-- START RECORD SET --

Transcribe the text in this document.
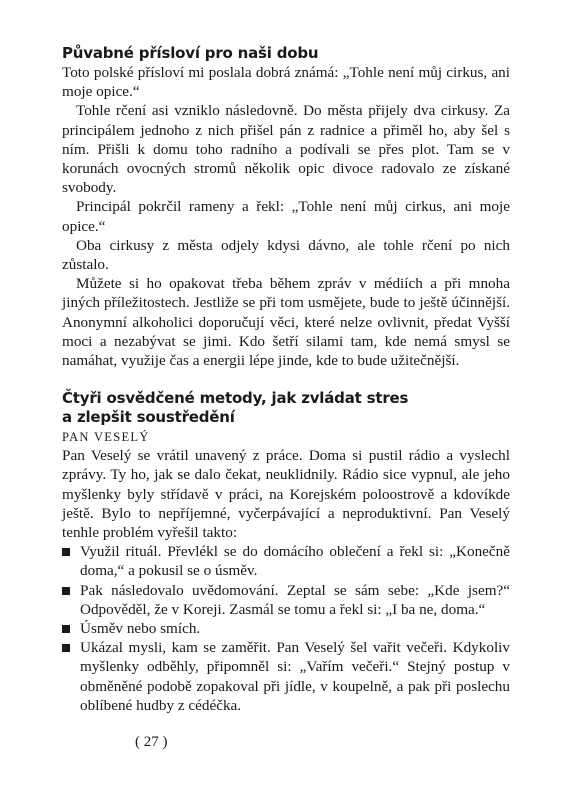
Půvabné přísloví pro naši dobu

Toto polské přísloví mi poslala dobrá známá: „Tohle není můj cirkus, ani moje opice.“

Tohle rčení asi vzniklo následovně. Do města přijely dva cirkusy. Za principálem jednoho z nich přišel pán z radnice a přiměl ho, aby šel s ním. Přišli k domu toho radního a podívali se přes plot. Tam se v korunách ovocných stromů několik opic divoce radovalo ze získané svobody.

Principál pokrčil rameny a řekl: „Tohle není můj cirkus, ani moje opice.“

Oba cirkusy z města odjely kdysi dávno, ale tohle rčení po nich zůstalo.

Můžete si ho opakovat třeba během zpráv v médiích a při mnoha jiných příležitostech. Jestliže se při tom usmějete, bude to ještě účinnější. Anonymní alkoholici doporučují věci, které nelze ovlivnit, předat Vyšší moci a nezabývat se jimi. Kdo šetří silami tam, kde nemá smysl se namáhat, využije čas a energii lépe jinde, kde to bude užitečnější.

Čtyři osvědčené metody, jak zvládat stres
a zlepšit soustředění

PAN VESELÝ

Pan Veselý se vrátil unavený z práce. Doma si pustil rádio a vyslechl zprávy. Ty ho, jak se dalo čekat, neuklidnily. Rádio sice vypnul, ale jeho myšlenky byly střídavě v práci, na Korejském poloostrově a kdovíkde ještě. Bylo to nepříjemné, vyčerpávající a neproduktivní. Pan Veselý tenhle problém vyřešil takto:

Využil rituál. Převlékl se do domácího oblečení a řekl si: „Konečně doma,“ a pokusil se o úsměv.
Pak následovalo uvědomování. Zeptal se sám sebe: „Kde jsem?“ Odpověděl, že v Koreji. Zasmál se tomu a řekl si: „I ba ne, doma.“
Úsměv nebo smích.
Ukázal mysli, kam se zaměřit. Pan Veselý šel vařit večeři. Kdykoliv myšlenky odběhly, připomněl si: „Vařím večeři.“ Stejný postup v obměněné podobě zopakoval při jídle, v koupelně, a pak při poslechu oblíbené hudby z cédéčka.
( 27 )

-- END RECORD SET --

■ SHORT TASK:
Above are the records. Identify each line that contains the word "cirkusy".

■ EXERCISE RESPONSE:
Tohle rčení asi vzniklo následovně. Do města přijely dva cirkusy. Za principálem jednoho z nich přišel pán z radnice a přiměl ho, aby šel s ním. Přišli k domu toho radního a podívali se přes plot. Tam se v korunách ovocných stromů několik opic divoce radovalo ze získané svobody.
Oba cirkusy z města odjely kdysi dávno, ale tohle rčení po nich zůstalo.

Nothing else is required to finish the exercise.